#### TASK DETAILS
Copy out everything from the line containing "bar-synonymous (839, 496, 871, 815)" down to the line containing "x-tick-labels: Non-crown catarrhine", both ends included, exactly as those lines appear in the records.

#### THE RECORDS
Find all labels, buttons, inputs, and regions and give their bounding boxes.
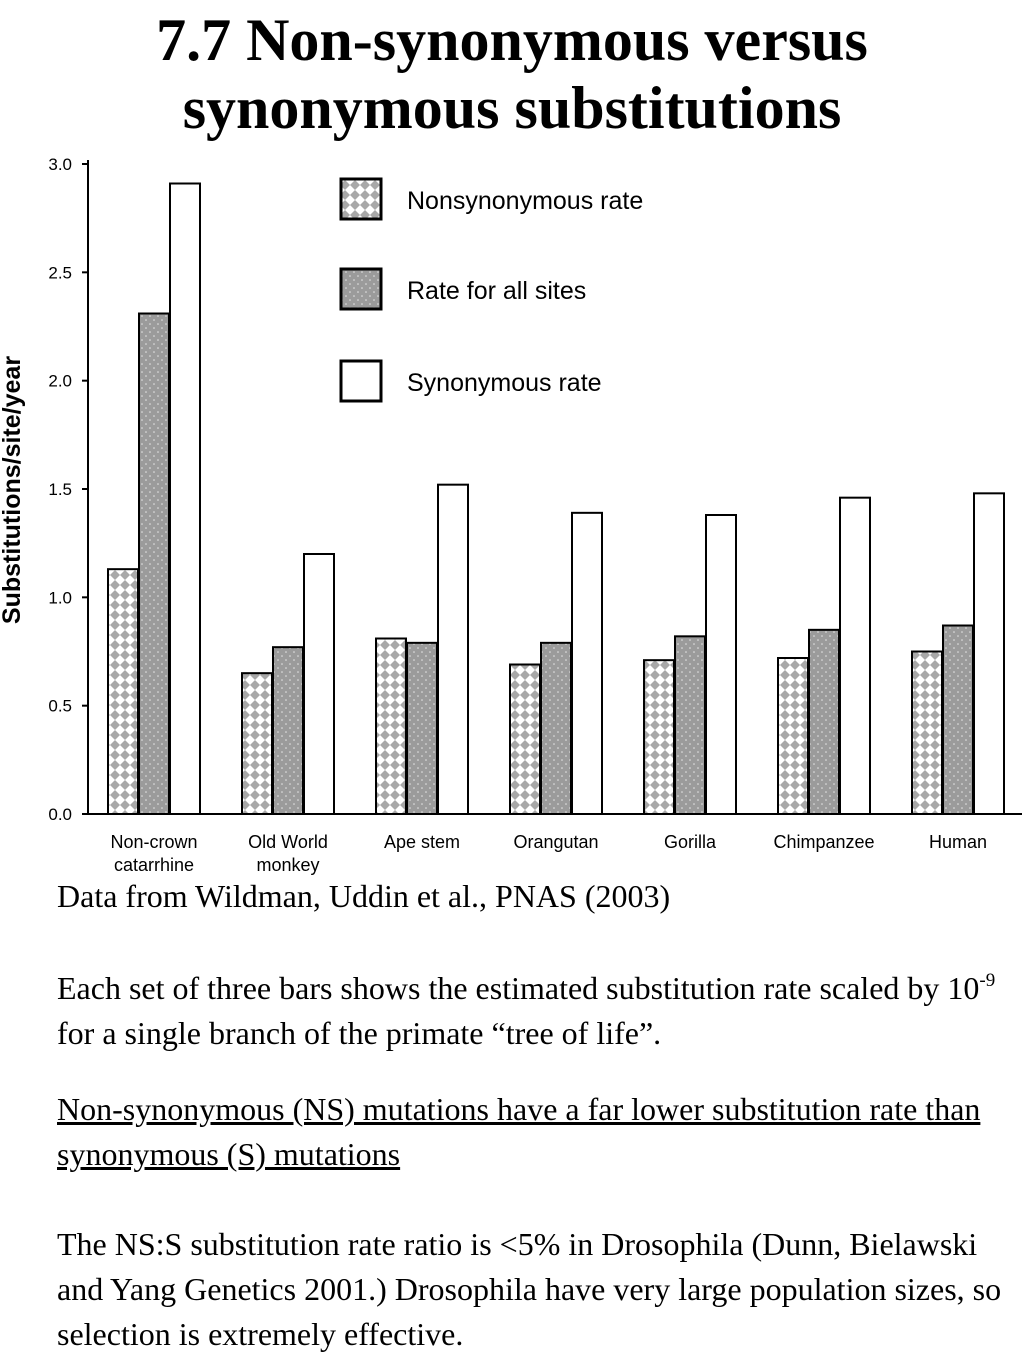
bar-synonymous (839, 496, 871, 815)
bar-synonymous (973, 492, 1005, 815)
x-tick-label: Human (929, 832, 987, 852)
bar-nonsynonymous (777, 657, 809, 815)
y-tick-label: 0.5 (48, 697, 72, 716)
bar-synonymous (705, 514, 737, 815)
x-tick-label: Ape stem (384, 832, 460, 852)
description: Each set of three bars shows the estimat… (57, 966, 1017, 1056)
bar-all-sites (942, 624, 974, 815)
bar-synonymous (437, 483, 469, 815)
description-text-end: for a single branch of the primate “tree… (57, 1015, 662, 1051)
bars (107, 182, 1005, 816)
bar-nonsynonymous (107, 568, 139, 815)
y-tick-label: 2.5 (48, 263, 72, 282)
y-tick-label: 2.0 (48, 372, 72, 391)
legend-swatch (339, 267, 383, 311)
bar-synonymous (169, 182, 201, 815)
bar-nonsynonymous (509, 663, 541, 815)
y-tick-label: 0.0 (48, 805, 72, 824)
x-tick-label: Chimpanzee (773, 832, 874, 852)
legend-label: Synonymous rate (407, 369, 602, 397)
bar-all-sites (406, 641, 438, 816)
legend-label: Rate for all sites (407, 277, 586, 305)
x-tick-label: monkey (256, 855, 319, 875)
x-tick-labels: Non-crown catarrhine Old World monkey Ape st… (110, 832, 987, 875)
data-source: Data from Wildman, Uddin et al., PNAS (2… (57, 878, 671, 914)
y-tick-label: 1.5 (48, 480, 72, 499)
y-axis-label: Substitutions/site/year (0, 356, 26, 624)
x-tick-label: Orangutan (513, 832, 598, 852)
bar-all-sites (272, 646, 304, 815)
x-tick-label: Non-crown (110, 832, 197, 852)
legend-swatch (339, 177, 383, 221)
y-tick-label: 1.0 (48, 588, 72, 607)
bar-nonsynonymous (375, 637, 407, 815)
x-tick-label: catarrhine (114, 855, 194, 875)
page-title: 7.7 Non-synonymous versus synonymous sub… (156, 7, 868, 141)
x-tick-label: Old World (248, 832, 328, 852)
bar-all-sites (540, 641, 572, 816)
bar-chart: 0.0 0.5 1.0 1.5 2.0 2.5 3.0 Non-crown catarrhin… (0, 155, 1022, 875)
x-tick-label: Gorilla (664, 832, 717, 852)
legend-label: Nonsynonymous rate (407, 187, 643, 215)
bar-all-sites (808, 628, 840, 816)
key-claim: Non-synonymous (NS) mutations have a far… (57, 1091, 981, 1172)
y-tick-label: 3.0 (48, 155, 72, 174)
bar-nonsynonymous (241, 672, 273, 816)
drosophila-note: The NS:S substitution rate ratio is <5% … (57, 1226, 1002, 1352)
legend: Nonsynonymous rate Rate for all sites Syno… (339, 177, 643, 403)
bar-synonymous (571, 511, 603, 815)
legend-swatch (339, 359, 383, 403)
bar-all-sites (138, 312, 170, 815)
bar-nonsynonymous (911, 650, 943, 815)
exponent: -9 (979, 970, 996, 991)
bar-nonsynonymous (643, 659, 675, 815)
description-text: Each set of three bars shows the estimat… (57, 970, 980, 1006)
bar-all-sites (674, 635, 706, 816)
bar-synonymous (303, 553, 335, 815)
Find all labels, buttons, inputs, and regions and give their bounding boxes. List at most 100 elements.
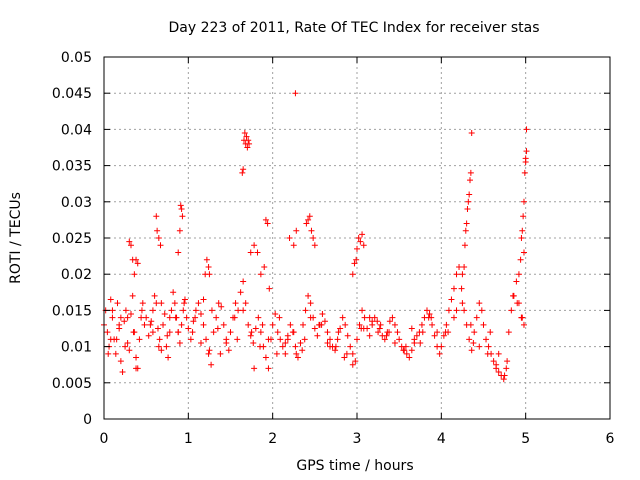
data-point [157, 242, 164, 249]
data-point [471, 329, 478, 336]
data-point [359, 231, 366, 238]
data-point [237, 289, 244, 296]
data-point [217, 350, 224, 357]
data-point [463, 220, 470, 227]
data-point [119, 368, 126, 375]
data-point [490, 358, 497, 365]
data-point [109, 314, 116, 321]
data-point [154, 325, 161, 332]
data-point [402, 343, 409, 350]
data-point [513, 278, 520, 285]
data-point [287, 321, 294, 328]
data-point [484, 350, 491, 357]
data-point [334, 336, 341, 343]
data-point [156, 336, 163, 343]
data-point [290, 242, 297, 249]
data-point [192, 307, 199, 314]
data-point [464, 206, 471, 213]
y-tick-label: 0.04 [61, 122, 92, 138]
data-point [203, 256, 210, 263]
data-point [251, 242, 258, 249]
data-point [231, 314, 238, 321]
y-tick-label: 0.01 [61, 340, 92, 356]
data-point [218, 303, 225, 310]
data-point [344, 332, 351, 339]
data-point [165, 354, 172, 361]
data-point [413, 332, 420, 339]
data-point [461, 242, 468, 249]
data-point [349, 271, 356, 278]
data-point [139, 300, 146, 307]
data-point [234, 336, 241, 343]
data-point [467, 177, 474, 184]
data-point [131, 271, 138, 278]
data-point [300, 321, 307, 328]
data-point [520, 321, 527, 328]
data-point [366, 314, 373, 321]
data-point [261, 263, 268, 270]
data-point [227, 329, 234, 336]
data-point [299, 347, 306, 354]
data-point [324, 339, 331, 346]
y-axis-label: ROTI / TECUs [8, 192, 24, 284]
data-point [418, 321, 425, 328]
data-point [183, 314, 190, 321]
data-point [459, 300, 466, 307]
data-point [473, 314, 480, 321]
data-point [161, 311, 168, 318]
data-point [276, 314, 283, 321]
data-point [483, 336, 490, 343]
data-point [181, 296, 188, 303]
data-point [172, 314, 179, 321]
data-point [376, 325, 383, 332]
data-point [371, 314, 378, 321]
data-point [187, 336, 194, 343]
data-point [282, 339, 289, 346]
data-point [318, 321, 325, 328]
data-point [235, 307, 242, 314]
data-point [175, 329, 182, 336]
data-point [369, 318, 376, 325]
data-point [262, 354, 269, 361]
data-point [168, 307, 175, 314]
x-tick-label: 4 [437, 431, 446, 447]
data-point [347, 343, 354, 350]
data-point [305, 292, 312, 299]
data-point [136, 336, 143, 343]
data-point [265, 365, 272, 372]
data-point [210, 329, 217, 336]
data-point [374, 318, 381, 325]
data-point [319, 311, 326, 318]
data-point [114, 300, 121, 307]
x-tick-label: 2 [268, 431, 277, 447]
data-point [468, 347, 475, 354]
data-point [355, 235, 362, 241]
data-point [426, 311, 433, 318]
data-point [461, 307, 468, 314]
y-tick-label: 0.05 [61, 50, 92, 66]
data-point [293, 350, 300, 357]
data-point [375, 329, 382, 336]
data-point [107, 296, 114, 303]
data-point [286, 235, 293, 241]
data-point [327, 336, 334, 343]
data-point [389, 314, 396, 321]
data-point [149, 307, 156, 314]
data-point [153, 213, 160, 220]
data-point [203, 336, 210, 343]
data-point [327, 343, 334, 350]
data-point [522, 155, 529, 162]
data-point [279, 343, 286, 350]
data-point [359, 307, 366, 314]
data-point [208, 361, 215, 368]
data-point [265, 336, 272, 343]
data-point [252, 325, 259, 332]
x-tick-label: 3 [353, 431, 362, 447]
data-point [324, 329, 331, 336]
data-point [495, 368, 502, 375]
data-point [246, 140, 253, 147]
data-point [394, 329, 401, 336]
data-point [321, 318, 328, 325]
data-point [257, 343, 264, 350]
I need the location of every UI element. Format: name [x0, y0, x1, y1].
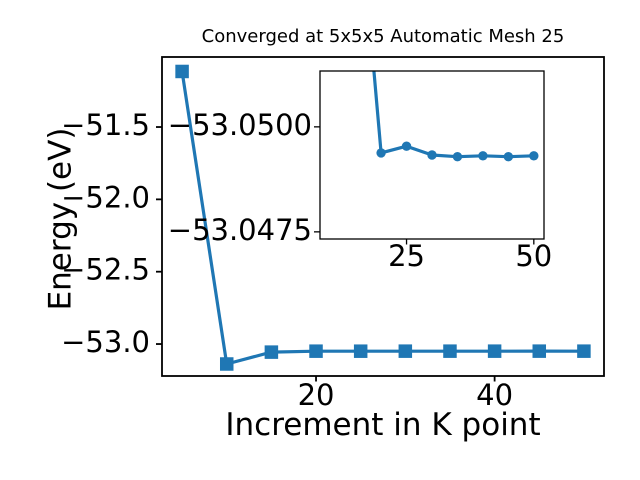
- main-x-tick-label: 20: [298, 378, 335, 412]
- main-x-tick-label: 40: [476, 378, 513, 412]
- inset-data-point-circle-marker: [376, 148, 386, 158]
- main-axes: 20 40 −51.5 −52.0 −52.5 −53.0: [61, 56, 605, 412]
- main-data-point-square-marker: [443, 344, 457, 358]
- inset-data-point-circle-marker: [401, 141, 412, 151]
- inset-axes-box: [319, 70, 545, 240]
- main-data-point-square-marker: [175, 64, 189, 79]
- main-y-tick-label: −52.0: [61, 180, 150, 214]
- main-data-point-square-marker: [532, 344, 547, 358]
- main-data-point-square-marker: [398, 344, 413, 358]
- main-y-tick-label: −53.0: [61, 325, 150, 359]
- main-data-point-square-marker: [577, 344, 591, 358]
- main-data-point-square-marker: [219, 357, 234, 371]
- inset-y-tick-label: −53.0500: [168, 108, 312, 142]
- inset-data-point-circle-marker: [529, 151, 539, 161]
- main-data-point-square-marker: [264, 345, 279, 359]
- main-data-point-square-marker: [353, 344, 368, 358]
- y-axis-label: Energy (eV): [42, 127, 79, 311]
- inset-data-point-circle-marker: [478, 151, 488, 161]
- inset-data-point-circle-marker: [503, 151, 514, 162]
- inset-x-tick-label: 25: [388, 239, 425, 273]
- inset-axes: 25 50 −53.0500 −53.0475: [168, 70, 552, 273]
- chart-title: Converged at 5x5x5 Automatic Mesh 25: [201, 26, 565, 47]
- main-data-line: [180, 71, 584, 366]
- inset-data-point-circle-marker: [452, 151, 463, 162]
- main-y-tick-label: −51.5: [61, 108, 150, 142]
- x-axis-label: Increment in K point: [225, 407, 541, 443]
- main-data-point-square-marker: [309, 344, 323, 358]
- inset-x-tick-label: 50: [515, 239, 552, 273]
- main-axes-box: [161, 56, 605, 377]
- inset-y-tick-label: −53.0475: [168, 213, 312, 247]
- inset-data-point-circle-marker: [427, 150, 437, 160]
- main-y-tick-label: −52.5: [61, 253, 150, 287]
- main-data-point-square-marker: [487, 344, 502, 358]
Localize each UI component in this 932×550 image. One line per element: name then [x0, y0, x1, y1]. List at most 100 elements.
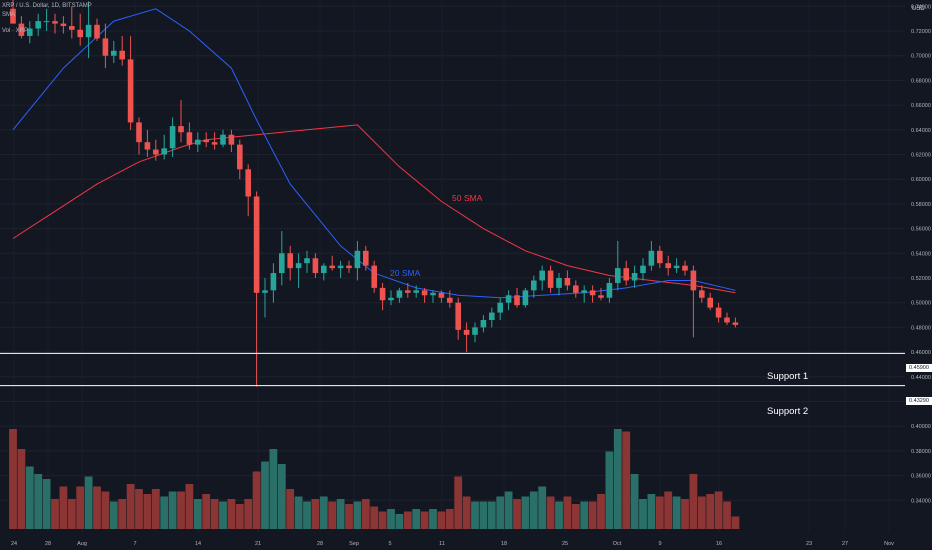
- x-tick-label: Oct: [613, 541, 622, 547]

#### WRITTEN ANSWER
bar-synonymous (839, 496, 871, 815)
bar-synonymous (973, 492, 1005, 815)
x-tick-label: Human (929, 832, 987, 852)
bar-nonsynonymous (777, 657, 809, 815)
y-tick-label: 0.5 (48, 697, 72, 716)
bar-synonymous (705, 514, 737, 815)
x-tick-label: Ape stem (384, 832, 460, 852)
description: Each set of three bars shows the estimat… (57, 966, 1017, 1056)
bar-all-sites (942, 624, 974, 815)
bar-synonymous (437, 483, 469, 815)
description-text-end: for a single branch of the primate “tree… (57, 1015, 662, 1051)
bars (107, 182, 1005, 816)
bar-nonsynonymous (107, 568, 139, 815)
y-tick-label: 2.5 (48, 263, 72, 282)
y-tick-label: 2.0 (48, 372, 72, 391)
legend-swatch (339, 267, 383, 311)
bar-synonymous (169, 182, 201, 815)
bar-nonsynonymous (509, 663, 541, 815)
y-tick-label: 0.0 (48, 805, 72, 824)
x-tick-label: Chimpanzee (773, 832, 874, 852)
legend-label: Synonymous rate (407, 369, 602, 397)
bar-all-sites (406, 641, 438, 816)
legend-label: Rate for all sites (407, 277, 586, 305)
x-tick-label: monkey (256, 855, 319, 875)
x-tick-labels: Non-crown catarrhine Old World monkey Ape st… (110, 832, 987, 875)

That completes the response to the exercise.